TASK STATEMENT: From the entries below, gather each line containing the word "icon".

EXERCISE DATA:
▬▬▬▬▬▬▬▬▬▬
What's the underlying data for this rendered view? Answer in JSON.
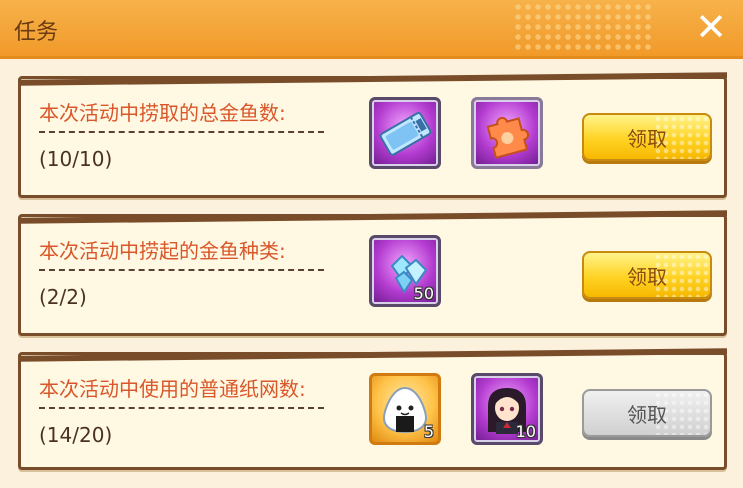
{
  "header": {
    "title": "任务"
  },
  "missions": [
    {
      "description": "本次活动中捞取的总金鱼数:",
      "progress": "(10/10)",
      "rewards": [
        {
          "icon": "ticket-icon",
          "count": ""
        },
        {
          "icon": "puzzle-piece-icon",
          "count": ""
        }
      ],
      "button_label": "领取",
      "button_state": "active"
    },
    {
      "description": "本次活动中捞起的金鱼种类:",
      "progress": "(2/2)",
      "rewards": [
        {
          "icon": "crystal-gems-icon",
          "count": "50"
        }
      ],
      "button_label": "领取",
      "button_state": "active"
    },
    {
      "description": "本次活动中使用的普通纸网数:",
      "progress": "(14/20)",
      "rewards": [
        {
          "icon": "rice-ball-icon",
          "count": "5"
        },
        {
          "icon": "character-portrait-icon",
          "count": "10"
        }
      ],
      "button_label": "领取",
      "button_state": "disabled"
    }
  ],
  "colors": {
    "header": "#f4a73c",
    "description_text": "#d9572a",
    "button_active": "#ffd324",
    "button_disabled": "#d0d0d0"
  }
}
▬▬▬▬▬▬▬▬▬▬
RESPONSE:
          "icon": "ticket-icon",
          "icon": "puzzle-piece-icon",
          "icon": "crystal-gems-icon",
          "icon": "rice-ball-icon",
          "icon": "character-portrait-icon",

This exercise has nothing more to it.